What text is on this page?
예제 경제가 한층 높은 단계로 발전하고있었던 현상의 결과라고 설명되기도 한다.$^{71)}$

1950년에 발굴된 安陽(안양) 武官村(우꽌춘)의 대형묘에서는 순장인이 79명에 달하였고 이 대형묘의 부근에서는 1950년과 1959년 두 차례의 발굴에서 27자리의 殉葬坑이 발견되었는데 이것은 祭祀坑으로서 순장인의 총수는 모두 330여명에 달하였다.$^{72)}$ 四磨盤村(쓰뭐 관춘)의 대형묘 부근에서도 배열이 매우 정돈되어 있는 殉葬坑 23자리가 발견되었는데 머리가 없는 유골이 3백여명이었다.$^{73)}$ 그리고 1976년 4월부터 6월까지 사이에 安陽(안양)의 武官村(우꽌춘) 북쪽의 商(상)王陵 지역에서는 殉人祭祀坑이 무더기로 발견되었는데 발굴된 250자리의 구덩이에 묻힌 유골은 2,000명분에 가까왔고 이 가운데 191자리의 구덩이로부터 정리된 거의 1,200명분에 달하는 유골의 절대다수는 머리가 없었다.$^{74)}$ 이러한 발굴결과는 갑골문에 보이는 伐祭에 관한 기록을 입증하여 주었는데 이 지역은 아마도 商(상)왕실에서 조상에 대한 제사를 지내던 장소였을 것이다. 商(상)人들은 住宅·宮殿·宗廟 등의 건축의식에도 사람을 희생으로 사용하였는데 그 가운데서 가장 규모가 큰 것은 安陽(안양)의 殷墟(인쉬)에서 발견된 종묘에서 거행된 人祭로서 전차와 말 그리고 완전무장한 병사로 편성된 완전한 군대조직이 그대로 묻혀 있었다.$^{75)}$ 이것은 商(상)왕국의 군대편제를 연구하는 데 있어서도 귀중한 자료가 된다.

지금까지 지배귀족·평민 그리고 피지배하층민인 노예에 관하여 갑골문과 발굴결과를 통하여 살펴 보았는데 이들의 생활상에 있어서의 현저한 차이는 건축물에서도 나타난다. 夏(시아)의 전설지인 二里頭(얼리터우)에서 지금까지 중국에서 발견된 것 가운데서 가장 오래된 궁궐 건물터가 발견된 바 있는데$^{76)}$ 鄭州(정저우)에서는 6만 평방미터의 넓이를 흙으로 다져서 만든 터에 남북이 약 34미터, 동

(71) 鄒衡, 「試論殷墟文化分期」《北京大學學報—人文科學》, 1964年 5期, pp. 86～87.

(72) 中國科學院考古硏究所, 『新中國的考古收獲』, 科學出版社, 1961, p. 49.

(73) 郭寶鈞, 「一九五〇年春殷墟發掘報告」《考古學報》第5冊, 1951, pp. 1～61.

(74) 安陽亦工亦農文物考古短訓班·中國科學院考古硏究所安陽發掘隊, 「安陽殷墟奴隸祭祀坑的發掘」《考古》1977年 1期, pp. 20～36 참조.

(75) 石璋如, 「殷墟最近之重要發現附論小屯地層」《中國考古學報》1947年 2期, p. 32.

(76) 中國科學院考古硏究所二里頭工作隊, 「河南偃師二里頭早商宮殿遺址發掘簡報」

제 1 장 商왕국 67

# Work to do
Where a line in the entries holds the word "가운데서", copy that line.

# Exercise result
1950년에 발굴된 安陽(안양) 武官村(우꽌춘)의 대형묘에서는 순장인이 79명에 달하였고 이 대형묘의 부근에서는 1950년과 1959년 두 차례의 발굴에서 27자리의 殉葬坑이 발견되었는데 이것은 祭祀坑으로서 순장인의 총수는 모두 330여명에 달하였다.$^{72)}$ 四磨盤村(쓰뭐 관춘)의 대형묘 부근에서도 배열이 매우 정돈되어 있는 殉葬坑 23자리가 발견되었는데 머리가 없는 유골이 3백여명이었다.$^{73)}$ 그리고 1976년 4월부터 6월까지 사이에 安陽(안양)의 武官村(우꽌춘) 북쪽의 商(상)王陵 지역에서는 殉人祭祀坑이 무더기로 발견되었는데 발굴된 250자리의 구덩이에 묻힌 유골은 2,000명분에 가까왔고 이 가운데 191자리의 구덩이로부터 정리된 거의 1,200명분에 달하는 유골의 절대다수는 머리가 없었다.$^{74)}$ 이러한 발굴결과는 갑골문에 보이는 伐祭에 관한 기록을 입증하여 주었는데 이 지역은 아마도 商(상)왕실에서 조상에 대한 제사를 지내던 장소였을 것이다. 商(상)人들은 住宅·宮殿·宗廟 등의 건축의식에도 사람을 희생으로 사용하였는데 그 가운데서 가장 규모가 큰 것은 安陽(안양)의 殷墟(인쉬)에서 발견된 종묘에서 거행된 人祭로서 전차와 말 그리고 완전무장한 병사로 편성된 완전한 군대조직이 그대로 묻혀 있었다.$^{75)}$ 이것은 商(상)왕국의 군대편제를 연구하는 데 있어서도 귀중한 자료가 된다.
지금까지 지배귀족·평민 그리고 피지배하층민인 노예에 관하여 갑골문과 발굴결과를 통하여 살펴 보았는데 이들의 생활상에 있어서의 현저한 차이는 건축물에서도 나타난다. 夏(시아)의 전설지인 二里頭(얼리터우)에서 지금까지 중국에서 발견된 것 가운데서 가장 오래된 궁궐 건물터가 발견된 바 있는데$^{76)}$ 鄭州(정저우)에서는 6만 평방미터의 넓이를 흙으로 다져서 만든 터에 남북이 약 34미터, 동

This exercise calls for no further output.